— START The data —
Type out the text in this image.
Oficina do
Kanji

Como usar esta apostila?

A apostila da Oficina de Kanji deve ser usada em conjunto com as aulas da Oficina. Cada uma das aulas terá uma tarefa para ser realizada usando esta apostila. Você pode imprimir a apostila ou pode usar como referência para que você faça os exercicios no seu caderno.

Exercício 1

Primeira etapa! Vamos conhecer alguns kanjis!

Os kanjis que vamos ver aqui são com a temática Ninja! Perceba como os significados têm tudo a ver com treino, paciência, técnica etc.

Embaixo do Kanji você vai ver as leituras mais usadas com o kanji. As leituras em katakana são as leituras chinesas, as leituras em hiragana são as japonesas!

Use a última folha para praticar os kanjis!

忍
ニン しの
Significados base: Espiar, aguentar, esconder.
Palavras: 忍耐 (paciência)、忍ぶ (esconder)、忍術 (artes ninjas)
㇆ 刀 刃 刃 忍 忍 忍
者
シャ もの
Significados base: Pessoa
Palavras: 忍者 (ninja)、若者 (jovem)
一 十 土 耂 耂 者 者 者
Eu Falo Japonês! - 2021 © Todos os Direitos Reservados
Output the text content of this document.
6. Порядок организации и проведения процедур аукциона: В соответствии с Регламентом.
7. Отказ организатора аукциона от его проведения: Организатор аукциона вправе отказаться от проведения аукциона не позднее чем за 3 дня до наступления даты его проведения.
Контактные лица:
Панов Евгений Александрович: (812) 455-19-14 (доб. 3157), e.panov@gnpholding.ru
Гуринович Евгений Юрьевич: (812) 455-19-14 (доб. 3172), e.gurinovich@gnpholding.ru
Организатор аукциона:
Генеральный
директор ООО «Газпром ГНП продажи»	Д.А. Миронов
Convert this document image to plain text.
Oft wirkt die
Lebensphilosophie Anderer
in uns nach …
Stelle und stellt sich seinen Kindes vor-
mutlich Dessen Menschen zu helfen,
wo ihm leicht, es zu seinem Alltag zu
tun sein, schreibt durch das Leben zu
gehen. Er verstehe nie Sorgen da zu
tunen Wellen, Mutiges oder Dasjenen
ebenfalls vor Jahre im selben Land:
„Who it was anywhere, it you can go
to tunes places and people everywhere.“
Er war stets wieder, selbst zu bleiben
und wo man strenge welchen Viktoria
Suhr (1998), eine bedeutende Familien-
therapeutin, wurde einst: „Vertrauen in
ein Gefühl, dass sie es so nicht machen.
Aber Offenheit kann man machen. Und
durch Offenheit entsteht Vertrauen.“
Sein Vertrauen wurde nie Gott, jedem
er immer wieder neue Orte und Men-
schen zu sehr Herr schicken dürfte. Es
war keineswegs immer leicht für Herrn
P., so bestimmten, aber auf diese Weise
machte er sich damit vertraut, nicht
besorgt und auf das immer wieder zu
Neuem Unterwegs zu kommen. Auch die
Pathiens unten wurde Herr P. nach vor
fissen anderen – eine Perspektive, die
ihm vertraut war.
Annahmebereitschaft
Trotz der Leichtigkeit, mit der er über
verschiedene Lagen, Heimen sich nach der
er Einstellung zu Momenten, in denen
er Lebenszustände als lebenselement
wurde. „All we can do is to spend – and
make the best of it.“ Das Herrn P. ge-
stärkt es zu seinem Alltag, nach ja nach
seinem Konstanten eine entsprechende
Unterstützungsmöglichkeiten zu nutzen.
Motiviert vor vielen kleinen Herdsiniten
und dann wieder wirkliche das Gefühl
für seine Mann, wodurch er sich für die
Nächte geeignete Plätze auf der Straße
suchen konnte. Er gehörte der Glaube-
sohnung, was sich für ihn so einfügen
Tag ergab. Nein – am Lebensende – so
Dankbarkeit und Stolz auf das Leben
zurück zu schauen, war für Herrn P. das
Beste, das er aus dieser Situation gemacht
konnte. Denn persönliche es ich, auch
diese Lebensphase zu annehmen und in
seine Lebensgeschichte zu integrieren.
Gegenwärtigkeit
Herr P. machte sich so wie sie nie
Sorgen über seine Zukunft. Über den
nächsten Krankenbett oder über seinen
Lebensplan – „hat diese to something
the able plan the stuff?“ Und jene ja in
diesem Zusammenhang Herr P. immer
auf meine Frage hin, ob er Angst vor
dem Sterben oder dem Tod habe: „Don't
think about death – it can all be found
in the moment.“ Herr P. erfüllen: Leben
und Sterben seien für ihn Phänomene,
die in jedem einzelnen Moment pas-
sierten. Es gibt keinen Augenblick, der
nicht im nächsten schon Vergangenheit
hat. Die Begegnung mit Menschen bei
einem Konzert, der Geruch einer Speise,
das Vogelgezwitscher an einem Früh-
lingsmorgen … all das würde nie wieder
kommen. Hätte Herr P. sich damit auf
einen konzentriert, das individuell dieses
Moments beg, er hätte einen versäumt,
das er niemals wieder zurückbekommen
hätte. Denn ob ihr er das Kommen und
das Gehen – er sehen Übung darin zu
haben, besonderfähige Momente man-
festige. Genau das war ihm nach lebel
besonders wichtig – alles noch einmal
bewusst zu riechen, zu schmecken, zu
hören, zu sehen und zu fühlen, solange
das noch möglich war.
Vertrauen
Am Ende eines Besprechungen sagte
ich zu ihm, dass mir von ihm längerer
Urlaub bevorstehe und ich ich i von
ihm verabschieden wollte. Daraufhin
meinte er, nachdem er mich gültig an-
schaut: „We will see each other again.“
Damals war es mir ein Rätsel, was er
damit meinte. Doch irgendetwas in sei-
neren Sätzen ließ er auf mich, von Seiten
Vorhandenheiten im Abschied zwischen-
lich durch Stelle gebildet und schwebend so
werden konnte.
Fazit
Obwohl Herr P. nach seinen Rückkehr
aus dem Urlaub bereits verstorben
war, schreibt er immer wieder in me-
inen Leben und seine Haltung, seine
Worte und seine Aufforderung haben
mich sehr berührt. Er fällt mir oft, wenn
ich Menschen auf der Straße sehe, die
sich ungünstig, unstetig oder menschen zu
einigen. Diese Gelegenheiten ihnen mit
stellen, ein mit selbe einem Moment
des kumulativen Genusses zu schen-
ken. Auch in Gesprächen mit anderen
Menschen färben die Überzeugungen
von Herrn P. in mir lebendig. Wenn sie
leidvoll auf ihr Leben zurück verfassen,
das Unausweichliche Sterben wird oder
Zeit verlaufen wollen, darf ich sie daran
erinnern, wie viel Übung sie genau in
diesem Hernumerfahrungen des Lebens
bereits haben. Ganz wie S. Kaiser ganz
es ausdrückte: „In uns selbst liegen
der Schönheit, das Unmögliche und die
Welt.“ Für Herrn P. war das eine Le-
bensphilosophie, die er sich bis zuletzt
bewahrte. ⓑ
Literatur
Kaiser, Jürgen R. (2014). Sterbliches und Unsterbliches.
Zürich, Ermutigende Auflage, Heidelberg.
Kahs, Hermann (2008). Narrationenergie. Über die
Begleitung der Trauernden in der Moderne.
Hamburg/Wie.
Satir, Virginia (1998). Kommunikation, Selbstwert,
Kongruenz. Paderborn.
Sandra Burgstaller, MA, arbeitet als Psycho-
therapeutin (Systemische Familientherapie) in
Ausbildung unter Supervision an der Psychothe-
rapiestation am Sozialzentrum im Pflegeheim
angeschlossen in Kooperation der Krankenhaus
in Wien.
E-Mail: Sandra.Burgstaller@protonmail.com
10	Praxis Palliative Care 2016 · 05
— END The data —
**To be done:** Reproduce every line above without error.

**Task output:**
Type out the text in this image.
Oficina do
Kanji

Como usar esta apostila?

A apostila da Oficina de Kanji deve ser usada em conjunto com as aulas da Oficina. Cada uma das aulas terá uma tarefa para ser realizada usando esta apostila. Você pode imprimir a apostila ou pode usar como referência para que você faça os exercicios no seu caderno.

Exercício 1

Primeira etapa! Vamos conhecer alguns kanjis!

Os kanjis que vamos ver aqui são com a temática Ninja! Perceba como os significados têm tudo a ver com treino, paciência, técnica etc.

Embaixo do Kanji você vai ver as leituras mais usadas com o kanji. As leituras em katakana são as leituras chinesas, as leituras em hiragana são as japonesas!

Use a última folha para praticar os kanjis!

忍
ニン しの
Significados base: Espiar, aguentar, esconder.
Palavras: 忍耐 (paciência)、忍ぶ (esconder)、忍術 (artes ninjas)
㇆ 刀 刃 刃 忍 忍 忍
者
シャ もの
Significados base: Pessoa
Palavras: 忍者 (ninja)、若者 (jovem)
一 十 土 耂 耂 者 者 者
Eu Falo Japonês! - 2021 © Todos os Direitos Reservados
Output the text content of this document.
6. Порядок организации и проведения процедур аукциона: В соответствии с Регламентом.
7. Отказ организатора аукциона от его проведения: Организатор аукциона вправе отказаться от проведения аукциона не позднее чем за 3 дня до наступления даты его проведения.
Контактные лица:
Панов Евгений Александрович: (812) 455-19-14 (доб. 3157), e.panov@gnpholding.ru
Гуринович Евгений Юрьевич: (812) 455-19-14 (доб. 3172), e.gurinovich@gnpholding.ru
Организатор аукциона:
Генеральный
директор ООО «Газпром ГНП продажи»	Д.А. Миронов
Convert this document image to plain text.
Oft wirkt die
Lebensphilosophie Anderer
in uns nach …
Stelle und stellt sich seinen Kindes vor-
mutlich Dessen Menschen zu helfen,
wo ihm leicht, es zu seinem Alltag zu
tun sein, schreibt durch das Leben zu
gehen. Er verstehe nie Sorgen da zu
tunen Wellen, Mutiges oder Dasjenen
ebenfalls vor Jahre im selben Land:
„Who it was anywhere, it you can go
to tunes places and people everywhere.“
Er war stets wieder, selbst zu bleiben
und wo man strenge welchen Viktoria
Suhr (1998), eine bedeutende Familien-
therapeutin, wurde einst: „Vertrauen in
ein Gefühl, dass sie es so nicht machen.
Aber Offenheit kann man machen. Und
durch Offenheit entsteht Vertrauen.“
Sein Vertrauen wurde nie Gott, jedem
er immer wieder neue Orte und Men-
schen zu sehr Herr schicken dürfte. Es
war keineswegs immer leicht für Herrn
P., so bestimmten, aber auf diese Weise
machte er sich damit vertraut, nicht
besorgt und auf das immer wieder zu
Neuem Unterwegs zu kommen. Auch die
Pathiens unten wurde Herr P. nach vor
fissen anderen – eine Perspektive, die
ihm vertraut war.
Annahmebereitschaft
Trotz der Leichtigkeit, mit der er über
verschiedene Lagen, Heimen sich nach der
er Einstellung zu Momenten, in denen
er Lebenszustände als lebenselement
wurde. „All we can do is to spend – and
make the best of it.“ Das Herrn P. ge-
stärkt es zu seinem Alltag, nach ja nach
seinem Konstanten eine entsprechende
Unterstützungsmöglichkeiten zu nutzen.
Motiviert vor vielen kleinen Herdsiniten
und dann wieder wirkliche das Gefühl
für seine Mann, wodurch er sich für die
Nächte geeignete Plätze auf der Straße
suchen konnte. Er gehörte der Glaube-
sohnung, was sich für ihn so einfügen
Tag ergab. Nein – am Lebensende – so
Dankbarkeit und Stolz auf das Leben
zurück zu schauen, war für Herrn P. das
Beste, das er aus dieser Situation gemacht
konnte. Denn persönliche es ich, auch
diese Lebensphase zu annehmen und in
seine Lebensgeschichte zu integrieren.
Gegenwärtigkeit
Herr P. machte sich so wie sie nie
Sorgen über seine Zukunft. Über den
nächsten Krankenbett oder über seinen
Lebensplan – „hat diese to something
the able plan the stuff?“ Und jene ja in
diesem Zusammenhang Herr P. immer
auf meine Frage hin, ob er Angst vor
dem Sterben oder dem Tod habe: „Don't
think about death – it can all be found
in the moment.“ Herr P. erfüllen: Leben
und Sterben seien für ihn Phänomene,
die in jedem einzelnen Moment pas-
sierten. Es gibt keinen Augenblick, der
nicht im nächsten schon Vergangenheit
hat. Die Begegnung mit Menschen bei
einem Konzert, der Geruch einer Speise,
das Vogelgezwitscher an einem Früh-
lingsmorgen … all das würde nie wieder
kommen. Hätte Herr P. sich damit auf
einen konzentriert, das individuell dieses
Moments beg, er hätte einen versäumt,
das er niemals wieder zurückbekommen
hätte. Denn ob ihr er das Kommen und
das Gehen – er sehen Übung darin zu
haben, besonderfähige Momente man-
festige. Genau das war ihm nach lebel
besonders wichtig – alles noch einmal
bewusst zu riechen, zu schmecken, zu
hören, zu sehen und zu fühlen, solange
das noch möglich war.
Vertrauen
Am Ende eines Besprechungen sagte
ich zu ihm, dass mir von ihm längerer
Urlaub bevorstehe und ich ich i von
ihm verabschieden wollte. Daraufhin
meinte er, nachdem er mich gültig an-
schaut: „We will see each other again.“
Damals war es mir ein Rätsel, was er
damit meinte. Doch irgendetwas in sei-
neren Sätzen ließ er auf mich, von Seiten
Vorhandenheiten im Abschied zwischen-
lich durch Stelle gebildet und schwebend so
werden konnte.
Fazit
Obwohl Herr P. nach seinen Rückkehr
aus dem Urlaub bereits verstorben
war, schreibt er immer wieder in me-
inen Leben und seine Haltung, seine
Worte und seine Aufforderung haben
mich sehr berührt. Er fällt mir oft, wenn
ich Menschen auf der Straße sehe, die
sich ungünstig, unstetig oder menschen zu
einigen. Diese Gelegenheiten ihnen mit
stellen, ein mit selbe einem Moment
des kumulativen Genusses zu schen-
ken. Auch in Gesprächen mit anderen
Menschen färben die Überzeugungen
von Herrn P. in mir lebendig. Wenn sie
leidvoll auf ihr Leben zurück verfassen,
das Unausweichliche Sterben wird oder
Zeit verlaufen wollen, darf ich sie daran
erinnern, wie viel Übung sie genau in
diesem Hernumerfahrungen des Lebens
bereits haben. Ganz wie S. Kaiser ganz
es ausdrückte: „In uns selbst liegen
der Schönheit, das Unmögliche und die
Welt.“ Für Herrn P. war das eine Le-
bensphilosophie, die er sich bis zuletzt
bewahrte. ⓑ
Literatur
Kaiser, Jürgen R. (2014). Sterbliches und Unsterbliches.
Zürich, Ermutigende Auflage, Heidelberg.
Kahs, Hermann (2008). Narrationenergie. Über die
Begleitung der Trauernden in der Moderne.
Hamburg/Wie.
Satir, Virginia (1998). Kommunikation, Selbstwert,
Kongruenz. Paderborn.
Sandra Burgstaller, MA, arbeitet als Psycho-
therapeutin (Systemische Familientherapie) in
Ausbildung unter Supervision an der Psychothe-
rapiestation am Sozialzentrum im Pflegeheim
angeschlossen in Kooperation der Krankenhaus
in Wien.
E-Mail: Sandra.Burgstaller@protonmail.com
10	Praxis Palliative Care 2016 · 05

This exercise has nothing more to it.